[Items]
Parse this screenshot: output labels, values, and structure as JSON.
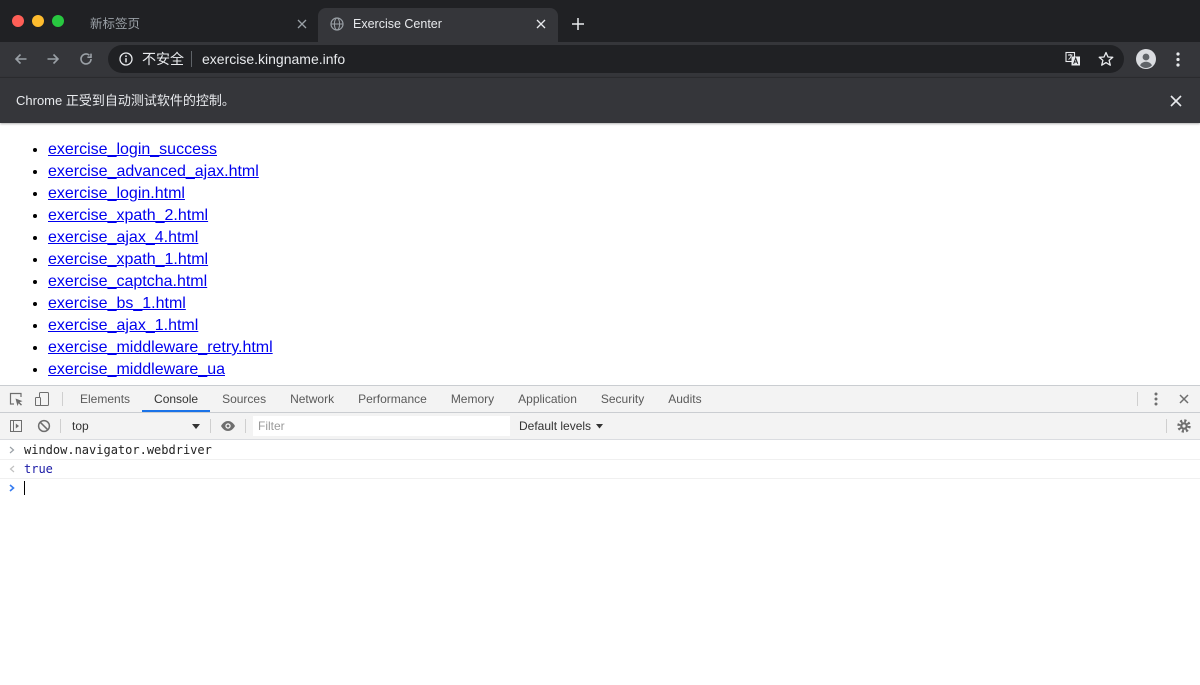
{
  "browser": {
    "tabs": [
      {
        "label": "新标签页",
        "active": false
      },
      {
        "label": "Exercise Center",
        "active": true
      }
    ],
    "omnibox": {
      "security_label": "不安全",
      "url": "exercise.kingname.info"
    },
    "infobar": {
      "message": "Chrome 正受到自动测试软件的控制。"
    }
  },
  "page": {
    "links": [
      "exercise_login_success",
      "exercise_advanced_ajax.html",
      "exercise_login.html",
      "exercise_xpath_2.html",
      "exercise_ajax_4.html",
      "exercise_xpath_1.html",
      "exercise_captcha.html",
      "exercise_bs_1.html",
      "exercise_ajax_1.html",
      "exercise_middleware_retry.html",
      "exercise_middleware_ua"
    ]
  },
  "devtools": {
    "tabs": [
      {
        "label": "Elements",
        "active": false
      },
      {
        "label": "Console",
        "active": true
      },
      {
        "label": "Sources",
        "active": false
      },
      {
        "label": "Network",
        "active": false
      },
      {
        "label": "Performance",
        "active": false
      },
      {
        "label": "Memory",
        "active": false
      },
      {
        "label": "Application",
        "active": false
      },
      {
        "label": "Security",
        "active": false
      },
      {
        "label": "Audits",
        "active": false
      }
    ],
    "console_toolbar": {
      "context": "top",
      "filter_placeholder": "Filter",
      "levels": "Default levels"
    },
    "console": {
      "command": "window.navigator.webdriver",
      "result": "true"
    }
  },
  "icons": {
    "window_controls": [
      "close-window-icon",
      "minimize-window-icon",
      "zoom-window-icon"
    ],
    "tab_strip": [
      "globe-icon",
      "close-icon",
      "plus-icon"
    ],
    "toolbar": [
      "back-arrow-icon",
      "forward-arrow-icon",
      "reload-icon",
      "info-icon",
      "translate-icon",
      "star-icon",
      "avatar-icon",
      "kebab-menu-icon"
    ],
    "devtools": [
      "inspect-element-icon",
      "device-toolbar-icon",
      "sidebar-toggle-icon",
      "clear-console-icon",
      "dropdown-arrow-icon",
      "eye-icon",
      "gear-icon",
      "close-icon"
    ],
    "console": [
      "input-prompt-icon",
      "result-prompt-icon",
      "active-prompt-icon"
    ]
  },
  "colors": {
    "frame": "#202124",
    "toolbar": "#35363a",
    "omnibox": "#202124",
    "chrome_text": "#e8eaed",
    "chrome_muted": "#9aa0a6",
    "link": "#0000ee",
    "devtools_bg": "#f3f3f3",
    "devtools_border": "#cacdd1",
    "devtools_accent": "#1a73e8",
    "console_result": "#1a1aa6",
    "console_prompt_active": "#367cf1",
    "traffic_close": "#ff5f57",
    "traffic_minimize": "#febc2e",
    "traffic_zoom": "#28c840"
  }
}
--
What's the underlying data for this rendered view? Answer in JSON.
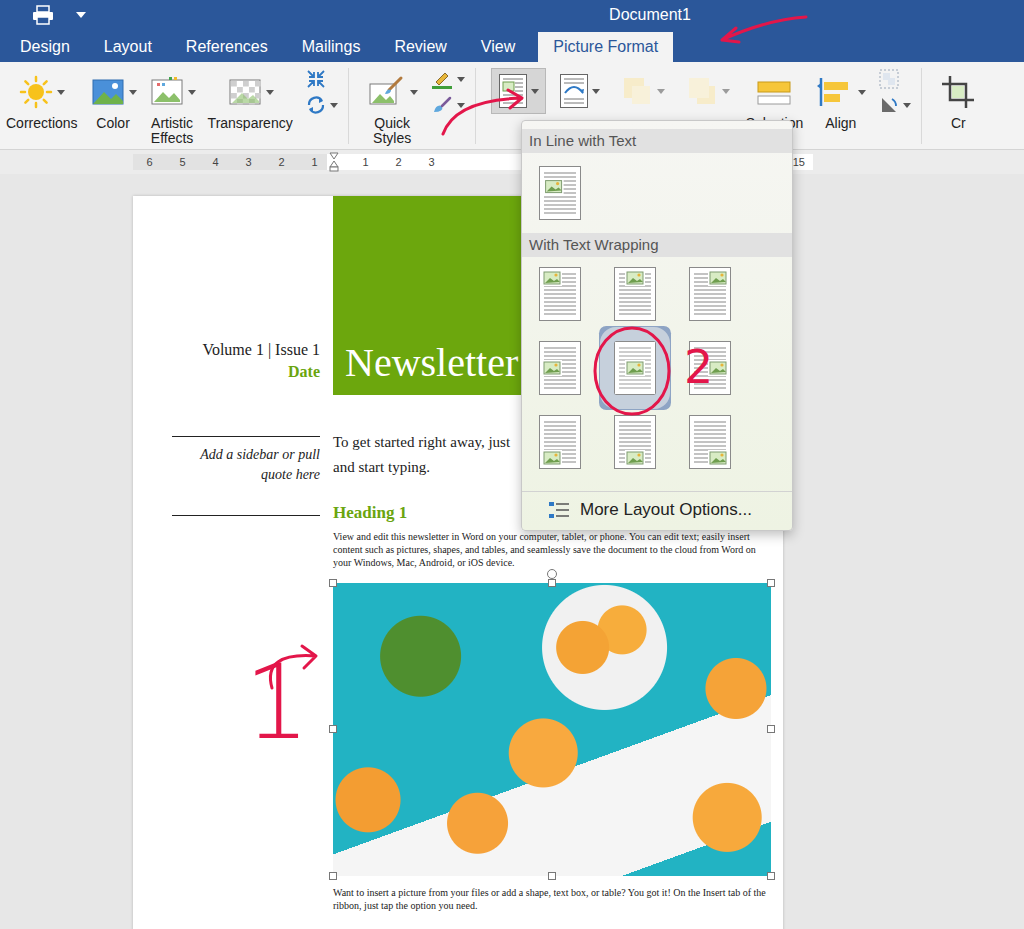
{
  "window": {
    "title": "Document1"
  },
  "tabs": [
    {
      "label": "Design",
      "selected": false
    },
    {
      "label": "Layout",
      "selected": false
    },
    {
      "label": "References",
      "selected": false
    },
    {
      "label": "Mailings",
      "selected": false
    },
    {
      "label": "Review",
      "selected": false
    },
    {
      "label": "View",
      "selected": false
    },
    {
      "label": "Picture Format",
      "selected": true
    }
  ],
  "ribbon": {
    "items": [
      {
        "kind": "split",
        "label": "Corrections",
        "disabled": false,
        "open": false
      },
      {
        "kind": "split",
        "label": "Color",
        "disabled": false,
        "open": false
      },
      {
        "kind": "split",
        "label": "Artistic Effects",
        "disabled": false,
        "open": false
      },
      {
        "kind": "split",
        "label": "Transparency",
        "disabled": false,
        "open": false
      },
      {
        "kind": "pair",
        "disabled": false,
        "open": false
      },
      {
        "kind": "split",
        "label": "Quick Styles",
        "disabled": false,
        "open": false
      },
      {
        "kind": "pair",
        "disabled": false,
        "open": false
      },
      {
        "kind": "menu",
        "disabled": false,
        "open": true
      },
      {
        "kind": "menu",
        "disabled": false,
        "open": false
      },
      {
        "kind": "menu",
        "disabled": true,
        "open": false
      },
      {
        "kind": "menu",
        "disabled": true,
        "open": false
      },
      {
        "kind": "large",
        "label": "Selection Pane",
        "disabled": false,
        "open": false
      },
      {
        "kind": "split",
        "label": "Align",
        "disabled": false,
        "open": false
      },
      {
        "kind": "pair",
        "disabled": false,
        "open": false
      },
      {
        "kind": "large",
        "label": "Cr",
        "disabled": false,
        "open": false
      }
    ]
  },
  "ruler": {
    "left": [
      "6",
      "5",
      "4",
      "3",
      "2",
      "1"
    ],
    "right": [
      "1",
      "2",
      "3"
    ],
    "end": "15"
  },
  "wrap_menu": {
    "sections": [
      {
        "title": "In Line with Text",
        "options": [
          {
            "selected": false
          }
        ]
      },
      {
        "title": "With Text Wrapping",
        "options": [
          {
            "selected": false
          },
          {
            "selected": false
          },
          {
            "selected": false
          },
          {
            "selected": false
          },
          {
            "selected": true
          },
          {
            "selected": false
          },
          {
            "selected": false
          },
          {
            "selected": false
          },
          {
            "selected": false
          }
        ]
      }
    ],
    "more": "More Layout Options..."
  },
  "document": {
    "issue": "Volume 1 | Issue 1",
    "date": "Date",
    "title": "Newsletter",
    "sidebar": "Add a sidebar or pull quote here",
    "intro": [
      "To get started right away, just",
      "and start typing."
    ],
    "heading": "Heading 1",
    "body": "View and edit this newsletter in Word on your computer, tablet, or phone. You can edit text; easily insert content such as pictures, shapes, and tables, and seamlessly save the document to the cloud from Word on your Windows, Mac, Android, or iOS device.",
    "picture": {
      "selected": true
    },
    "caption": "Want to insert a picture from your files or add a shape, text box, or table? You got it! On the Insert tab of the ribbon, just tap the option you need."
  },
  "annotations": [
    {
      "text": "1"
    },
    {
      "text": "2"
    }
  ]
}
==
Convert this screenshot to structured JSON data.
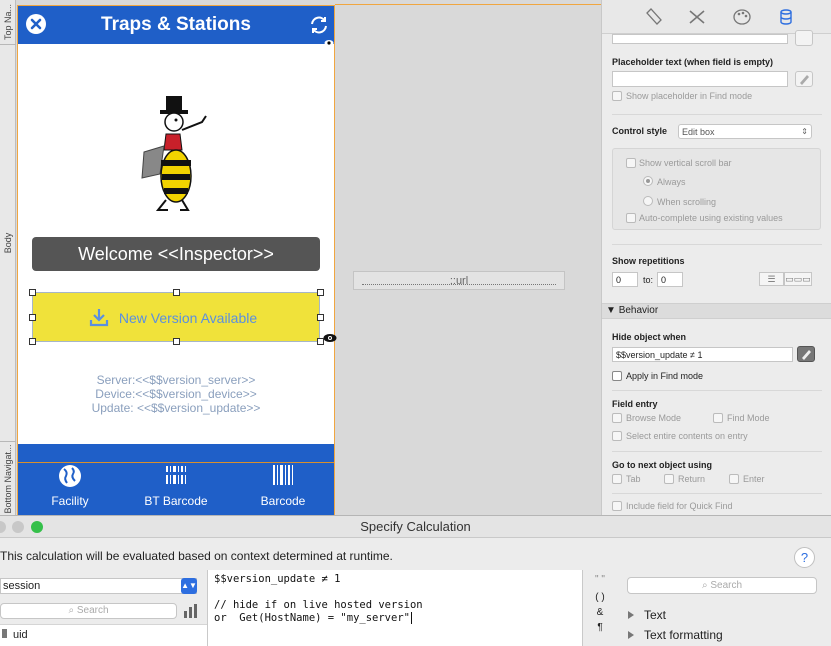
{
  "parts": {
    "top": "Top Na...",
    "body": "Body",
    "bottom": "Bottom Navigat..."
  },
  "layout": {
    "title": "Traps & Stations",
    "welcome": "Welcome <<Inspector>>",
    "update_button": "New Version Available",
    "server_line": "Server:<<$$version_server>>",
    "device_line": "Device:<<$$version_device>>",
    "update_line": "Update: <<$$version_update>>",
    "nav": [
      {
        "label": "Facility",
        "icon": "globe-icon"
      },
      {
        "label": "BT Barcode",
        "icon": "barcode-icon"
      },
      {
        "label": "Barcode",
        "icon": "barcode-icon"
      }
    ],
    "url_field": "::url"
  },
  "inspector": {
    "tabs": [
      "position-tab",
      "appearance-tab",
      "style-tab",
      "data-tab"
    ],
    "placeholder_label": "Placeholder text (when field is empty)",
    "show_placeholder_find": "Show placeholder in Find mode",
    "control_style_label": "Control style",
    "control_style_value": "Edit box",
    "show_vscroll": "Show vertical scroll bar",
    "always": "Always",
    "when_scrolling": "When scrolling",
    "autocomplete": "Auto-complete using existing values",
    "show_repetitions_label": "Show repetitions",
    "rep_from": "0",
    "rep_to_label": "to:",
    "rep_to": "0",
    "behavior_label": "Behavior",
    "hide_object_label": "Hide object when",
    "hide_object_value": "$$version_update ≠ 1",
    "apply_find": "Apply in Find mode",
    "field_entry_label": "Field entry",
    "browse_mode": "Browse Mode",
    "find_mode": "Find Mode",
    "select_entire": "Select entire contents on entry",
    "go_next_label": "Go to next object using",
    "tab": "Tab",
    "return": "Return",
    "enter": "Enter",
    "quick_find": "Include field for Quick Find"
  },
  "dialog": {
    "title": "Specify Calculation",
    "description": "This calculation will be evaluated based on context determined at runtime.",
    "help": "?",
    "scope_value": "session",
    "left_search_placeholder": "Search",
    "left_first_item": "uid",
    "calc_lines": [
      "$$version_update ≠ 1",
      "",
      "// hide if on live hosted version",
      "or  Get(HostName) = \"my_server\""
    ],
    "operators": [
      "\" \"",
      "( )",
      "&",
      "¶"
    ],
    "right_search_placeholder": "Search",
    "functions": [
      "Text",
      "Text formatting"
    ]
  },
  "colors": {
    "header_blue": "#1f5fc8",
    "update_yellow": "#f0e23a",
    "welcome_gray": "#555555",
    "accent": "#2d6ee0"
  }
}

[To do]
Pull every line containing "JSON" from the material above.

[Result of the task]
Parse this screenshot: output labels, values, and structure as JSON.
What's the underlying data for this rendered view? Answer in JSON.
Convert this screenshot to structured JSON data.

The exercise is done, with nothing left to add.